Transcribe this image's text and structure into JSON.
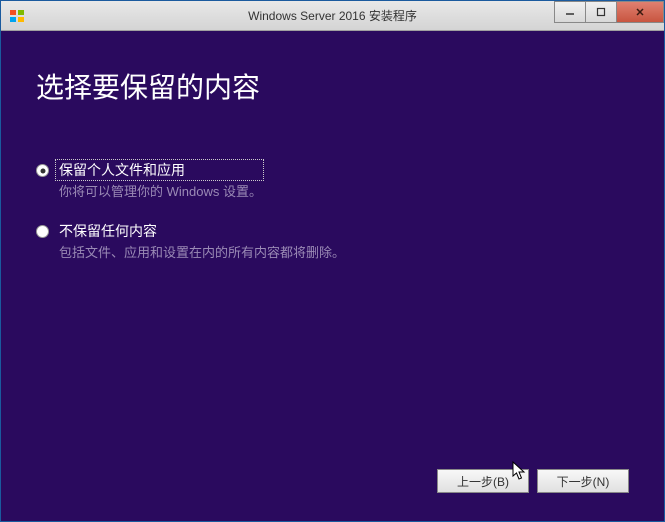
{
  "titlebar": {
    "title": "Windows Server 2016 安装程序"
  },
  "page": {
    "title": "选择要保留的内容"
  },
  "options": [
    {
      "label": "保留个人文件和应用",
      "description": "你将可以管理你的 Windows 设置。",
      "selected": true
    },
    {
      "label": "不保留任何内容",
      "description": "包括文件、应用和设置在内的所有内容都将删除。",
      "selected": false
    }
  ],
  "buttons": {
    "back": "上一步(B)",
    "next": "下一步(N)"
  }
}
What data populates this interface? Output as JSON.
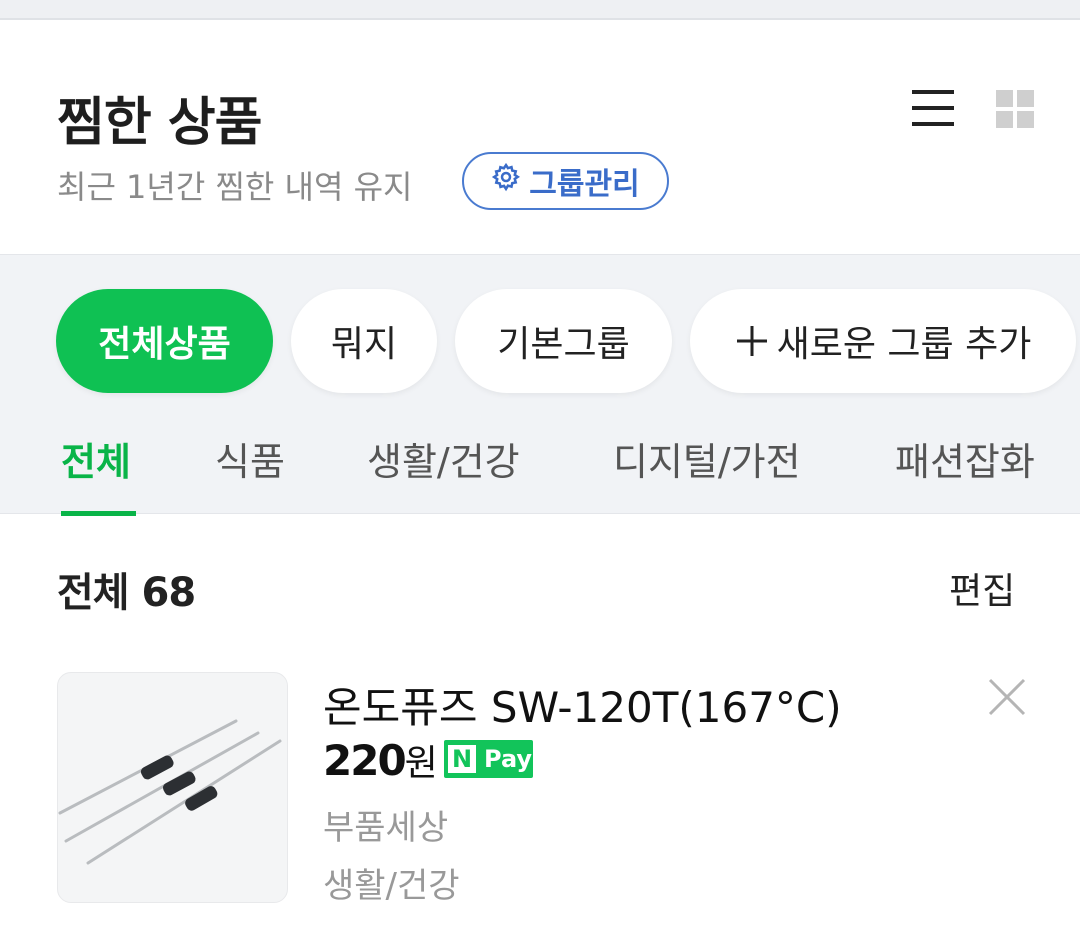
{
  "header": {
    "title": "찜한 상품",
    "subtitle": "최근 1년간 찜한 내역 유지",
    "group_manage_label": "그룹관리",
    "icons": [
      "list-view-icon",
      "grid-view-icon",
      "gear-icon"
    ]
  },
  "groups": [
    {
      "label": "전체상품",
      "active": true
    },
    {
      "label": "뭐지",
      "active": false
    },
    {
      "label": "기본그룹",
      "active": false
    },
    {
      "label": "새로운 그룹 추가",
      "active": false
    }
  ],
  "category_tabs": [
    {
      "label": "전체",
      "active": true
    },
    {
      "label": "식품",
      "active": false
    },
    {
      "label": "생활/건강",
      "active": false
    },
    {
      "label": "디지털/가전",
      "active": false
    },
    {
      "label": "패션잡화",
      "active": false
    }
  ],
  "list": {
    "count_label": "전체 68",
    "edit_label": "편집"
  },
  "products": [
    {
      "name": "온도퓨즈 SW-120T(167°C)",
      "price": "220",
      "currency": "원",
      "npay_n": "N",
      "npay_label": "Pay",
      "store": "부품세상",
      "category": "생활/건강"
    }
  ],
  "colors": {
    "accent_green": "#0fc153",
    "accent_blue": "#3a6cc9",
    "filter_bg": "#f1f3f6"
  }
}
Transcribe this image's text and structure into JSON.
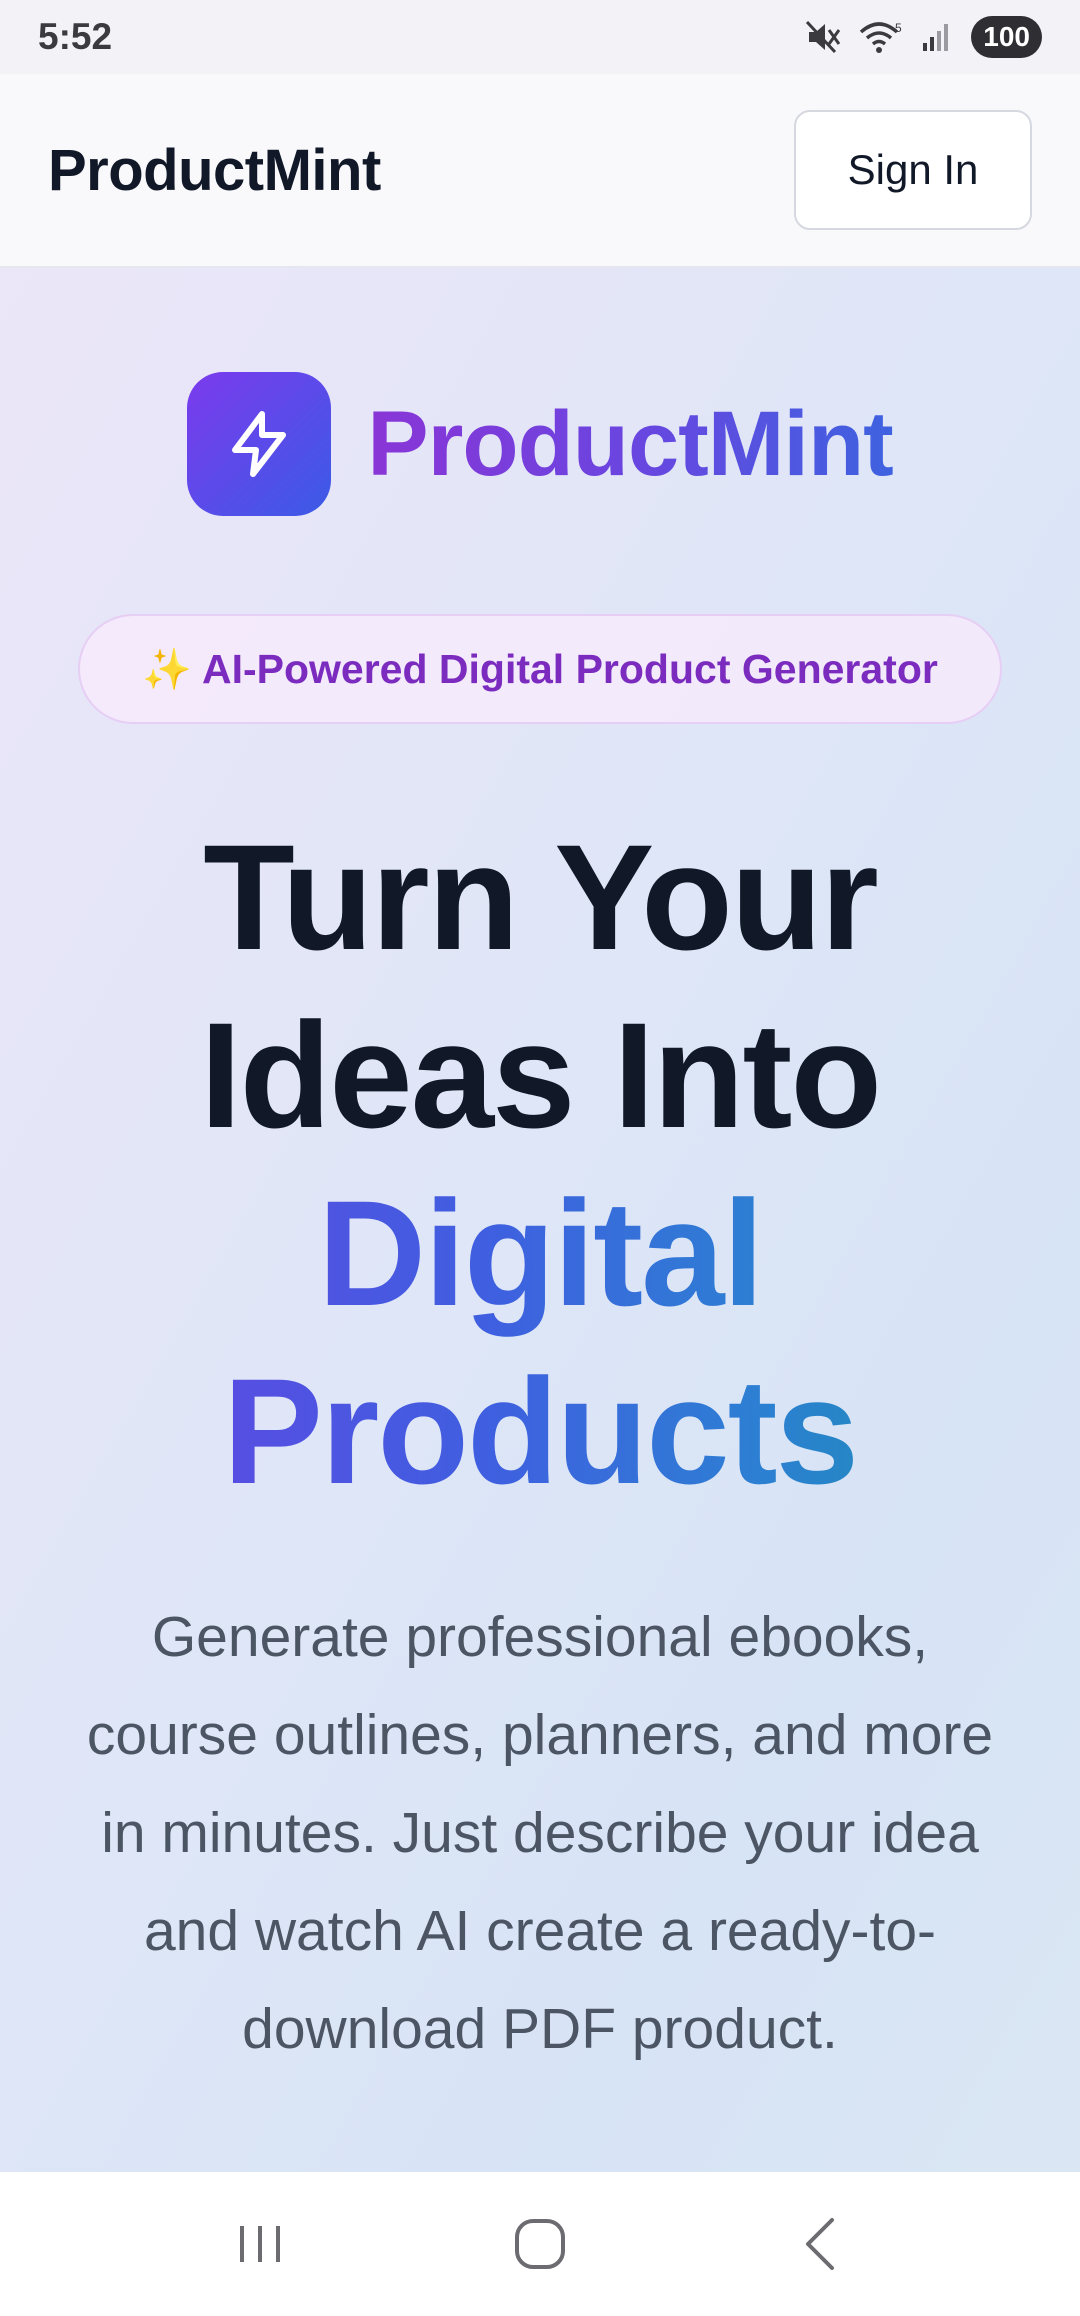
{
  "status_bar": {
    "time": "5:52",
    "battery": "100",
    "icons": [
      "mute-icon",
      "wifi-icon",
      "signal-icon"
    ]
  },
  "header": {
    "brand": "ProductMint",
    "sign_in_label": "Sign In"
  },
  "hero": {
    "logo_icon": "lightning-bolt-icon",
    "logo_text": "ProductMint",
    "badge": {
      "icon": "✨",
      "text": "AI-Powered Digital Product Generator"
    },
    "headline": {
      "line1": "Turn Your",
      "line2": "Ideas Into",
      "line3": "Digital",
      "line4": "Products"
    },
    "description": "Generate professional ebooks, course outlines, planners, and more in minutes. Just describe your idea and watch AI create a ready-to-download PDF product."
  },
  "nav_bar": {
    "buttons": [
      "recent-apps-icon",
      "home-icon",
      "back-icon"
    ]
  },
  "colors": {
    "brand_purple": "#7c3aed",
    "brand_blue": "#3b5be6",
    "heading": "#111827",
    "body_text": "#4b5563"
  }
}
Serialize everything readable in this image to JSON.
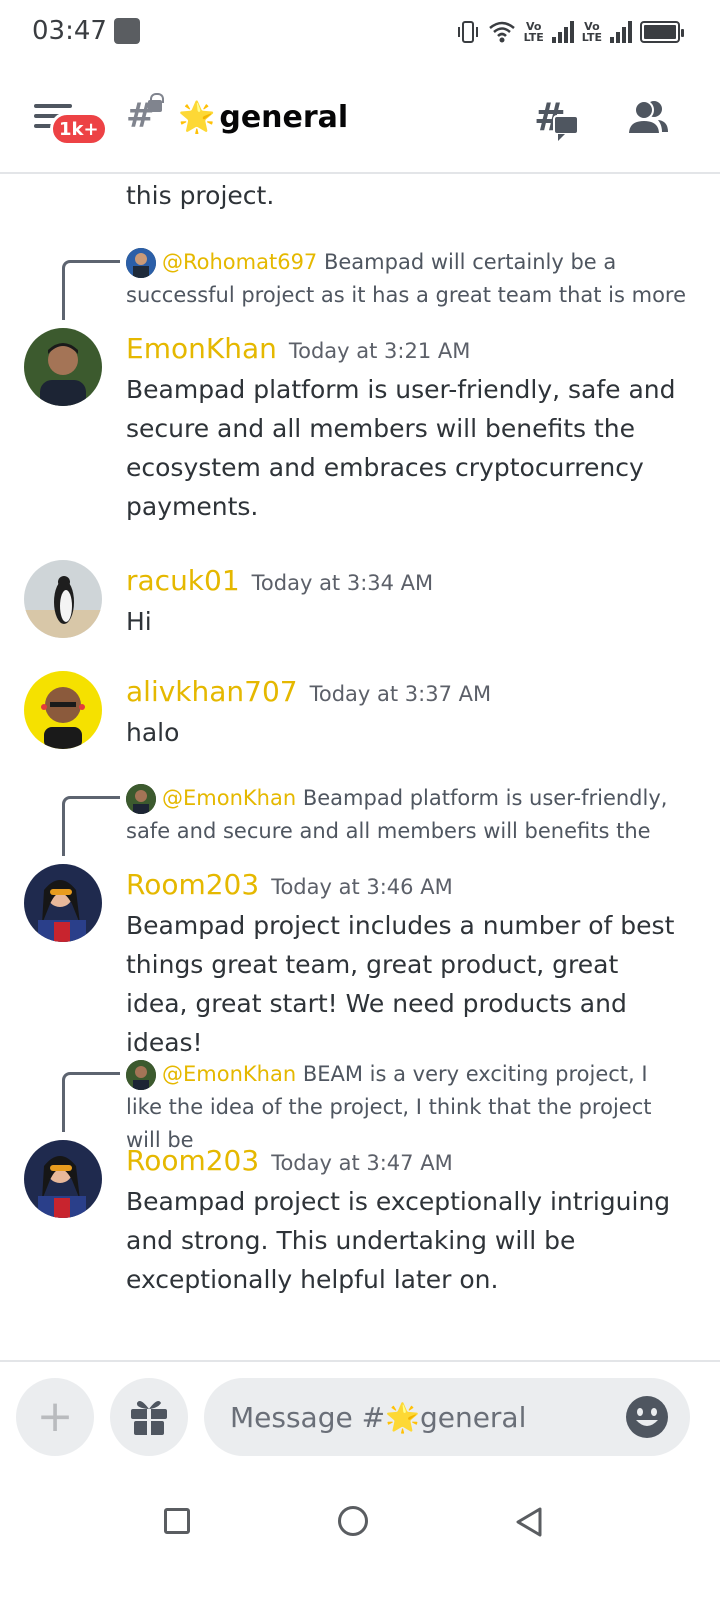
{
  "status_bar": {
    "time": "03:47",
    "net1": "Vo\nLTE",
    "net2": "Vo\nLTE"
  },
  "header": {
    "badge": "1k+",
    "channel_name": "general",
    "channel_emoji": "🌟",
    "hash": "#"
  },
  "chat": {
    "top_fragment": "this project.",
    "messages": [
      {
        "reply_to": "@Rohomat697",
        "reply_text": "Beampad will certainly be a successful project as it has a great team that is more",
        "author": "EmonKhan",
        "time": "Today at 3:21 AM",
        "text": "Beampad platform is user-friendly, safe and secure and all members will benefits the ecosystem and embraces cryptocurrency payments."
      },
      {
        "author": "racuk01",
        "time": "Today at 3:34 AM",
        "text": "Hi"
      },
      {
        "author": "alivkhan707",
        "time": "Today at 3:37 AM",
        "text": "halo"
      },
      {
        "reply_to": "@EmonKhan",
        "reply_text": "Beampad platform is user-friendly, safe and secure and all members will benefits the",
        "author": "Room203",
        "time": "Today at 3:46 AM",
        "text": "Beampad project includes a number of best things great team, great product, great idea, great start! We need products and ideas!"
      },
      {
        "reply_to": "@EmonKhan",
        "reply_text": "BEAM is a very exciting project, I like the idea of the project, I think that the project will be",
        "author": "Room203",
        "time": "Today at 3:47 AM",
        "text": "Beampad project is exceptionally intriguing and strong. This undertaking will be exceptionally helpful later on."
      }
    ]
  },
  "composer": {
    "placeholder": "Message #🌟general"
  },
  "colors": {
    "username": "#e5b800",
    "badge": "#ed4245"
  },
  "icons": {
    "menu": "menu-icon",
    "threads": "threads-icon",
    "members": "members-icon",
    "add": "plus-icon",
    "gift": "gift-icon",
    "emoji": "emoji-icon"
  }
}
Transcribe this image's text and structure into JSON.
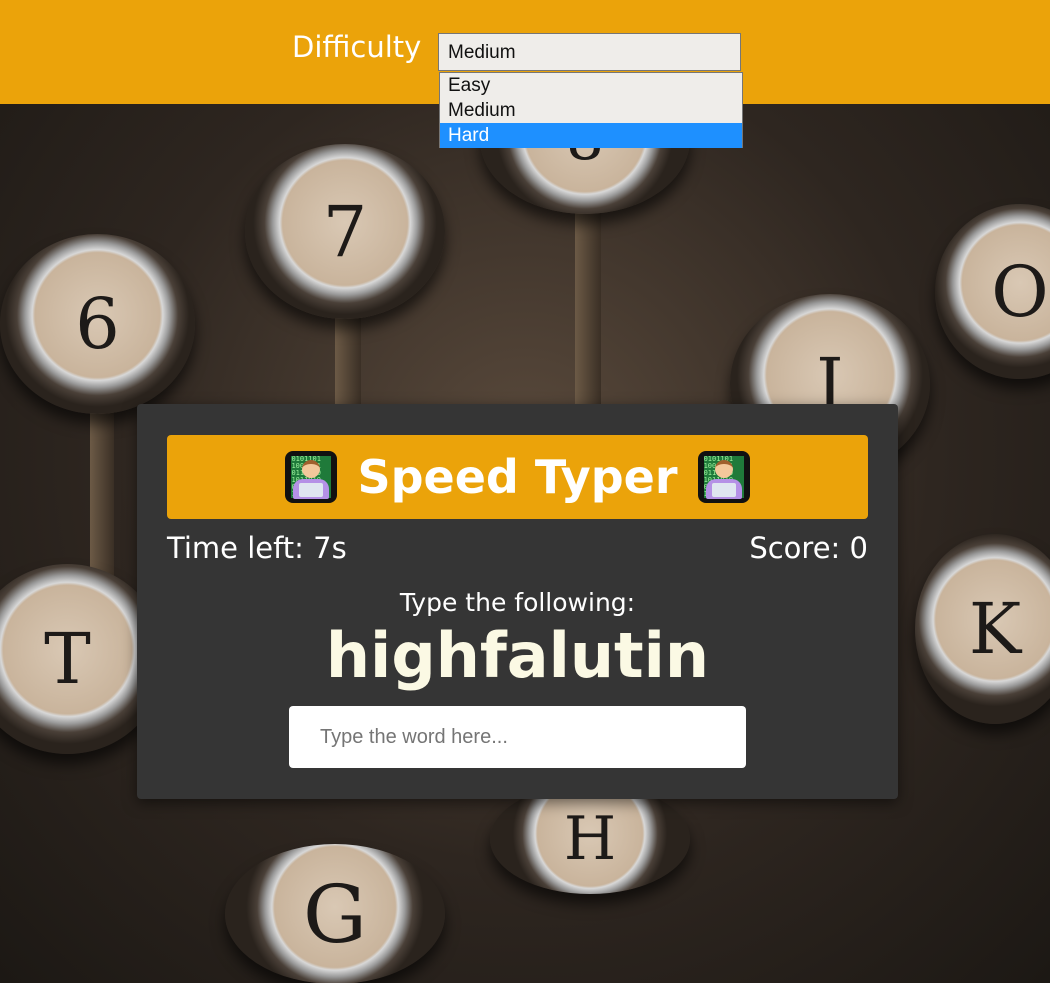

* Requirements *
Reproduce the full listing faithfully, but do not carry over any pictures.

* Solution for this task *
Transcribe this image's text and structure into JSON.
{
  "titlebar": {
    "title": "Windows Server 2016 安装程序"
  },
  "page": {
    "title": "选择要保留的内容"
  },
  "options": [
    {
      "label": "保留个人文件和应用",
      "description": "你将可以管理你的 Windows 设置。",
      "selected": true
    },
    {
      "label": "不保留任何内容",
      "description": "包括文件、应用和设置在内的所有内容都将删除。",
      "selected": false
    }
  ],
  "buttons": {
    "back": "上一步(B)",
    "next": "下一步(N)"
  }
}
What data populates this interface? Output as JSON.
{
  "header": {
    "title": "찜한 상품",
    "subtitle": "최근 1년간 찜한 내역 유지",
    "group_manage_label": "그룹관리",
    "icons": [
      "list-view-icon",
      "grid-view-icon",
      "gear-icon"
    ]
  },
  "groups": [
    {
      "label": "전체상품",
      "active": true
    },
    {
      "label": "뭐지",
      "active": false
    },
    {
      "label": "기본그룹",
      "active": false
    },
    {
      "label": "새로운 그룹 추가",
      "active": false
    }
  ],
  "category_tabs": [
    {
      "label": "전체",
      "active": true
    },
    {
      "label": "식품",
      "active": false
    },
    {
      "label": "생활/건강",
      "active": false
    },
    {
      "label": "디지털/가전",
      "active": false
    },
    {
      "label": "패션잡화",
      "active": false
    }
  ],
  "list": {
    "count_label": "전체 68",
    "edit_label": "편집"
  },
  "products": [
    {
      "name": "온도퓨즈 SW-120T(167°C)",
      "price": "220",
      "currency": "원",
      "npay_n": "N",
      "npay_label": "Pay",
      "store": "부품세상",
      "category": "생활/건강"
    }
  ],
  "colors": {
    "accent_green": "#0fc153",
    "accent_blue": "#3a6cc9",
    "filter_bg": "#f1f3f6"
  }
}
Transcribe this image's text and structure into JSON.
{
  "status_bar": {
    "time": "5:52",
    "battery": "100",
    "icons": [
      "mute-icon",
      "wifi-icon",
      "signal-icon"
    ]
  },
  "header": {
    "brand": "ProductMint",
    "sign_in_label": "Sign In"
  },
  "hero": {
    "logo_icon": "lightning-bolt-icon",
    "logo_text": "ProductMint",
    "badge": {
      "icon": "✨",
      "text": "AI-Powered Digital Product Generator"
    },
    "headline": {
      "line1": "Turn Your",
      "line2": "Ideas Into",
      "line3": "Digital",
      "line4": "Products"
    },
    "description": "Generate professional ebooks, course outlines, planners, and more in minutes. Just describe your idea and watch AI create a ready-to-download PDF product."
  },
  "nav_bar": {
    "buttons": [
      "recent-apps-icon",
      "home-icon",
      "back-icon"
    ]
  },
  "colors": {
    "brand_purple": "#7c3aed",
    "brand_blue": "#3b5be6",
    "heading": "#111827",
    "body_text": "#4b5563"
  }
}
Serialize everything readable in this image to JSON.
{
  "status_bar": {
    "time": "03:47",
    "net1": "Vo\nLTE",
    "net2": "Vo\nLTE"
  },
  "header": {
    "badge": "1k+",
    "channel_name": "general",
    "channel_emoji": "🌟",
    "hash": "#"
  },
  "chat": {
    "top_fragment": "this project.",
    "messages": [
      {
        "reply_to": "@Rohomat697",
        "reply_text": "Beampad will certainly be a successful project as it has a great team that is more",
        "author": "EmonKhan",
        "time": "Today at 3:21 AM",
        "text": "Beampad platform is user-friendly, safe and secure and all members will benefits the ecosystem and embraces cryptocurrency payments."
      },
      {
        "author": "racuk01",
        "time": "Today at 3:34 AM",
        "text": "Hi"
      },
      {
        "author": "alivkhan707",
        "time": "Today at 3:37 AM",
        "text": "halo"
      },
      {
        "reply_to": "@EmonKhan",
        "reply_text": "Beampad platform is user-friendly, safe and secure and all members will benefits the",
        "author": "Room203",
        "time": "Today at 3:46 AM",
        "text": "Beampad project includes a number of best things great team, great product, great idea, great start! We need products and ideas!"
      },
      {
        "reply_to": "@EmonKhan",
        "reply_text": "BEAM is a very exciting project, I like the idea of the project, I think that the project will be",
        "author": "Room203",
        "time": "Today at 3:47 AM",
        "text": "Beampad project is exceptionally intriguing and strong. This undertaking will be exceptionally helpful later on."
      }
    ]
  },
  "composer": {
    "placeholder": "Message #🌟general"
  },
  "colors": {
    "username": "#e5b800",
    "badge": "#ed4245"
  },
  "icons": {
    "menu": "menu-icon",
    "threads": "threads-icon",
    "members": "members-icon",
    "add": "plus-icon",
    "gift": "gift-icon",
    "emoji": "emoji-icon"
  }
}
Transcribe this image's text and structure into JSON.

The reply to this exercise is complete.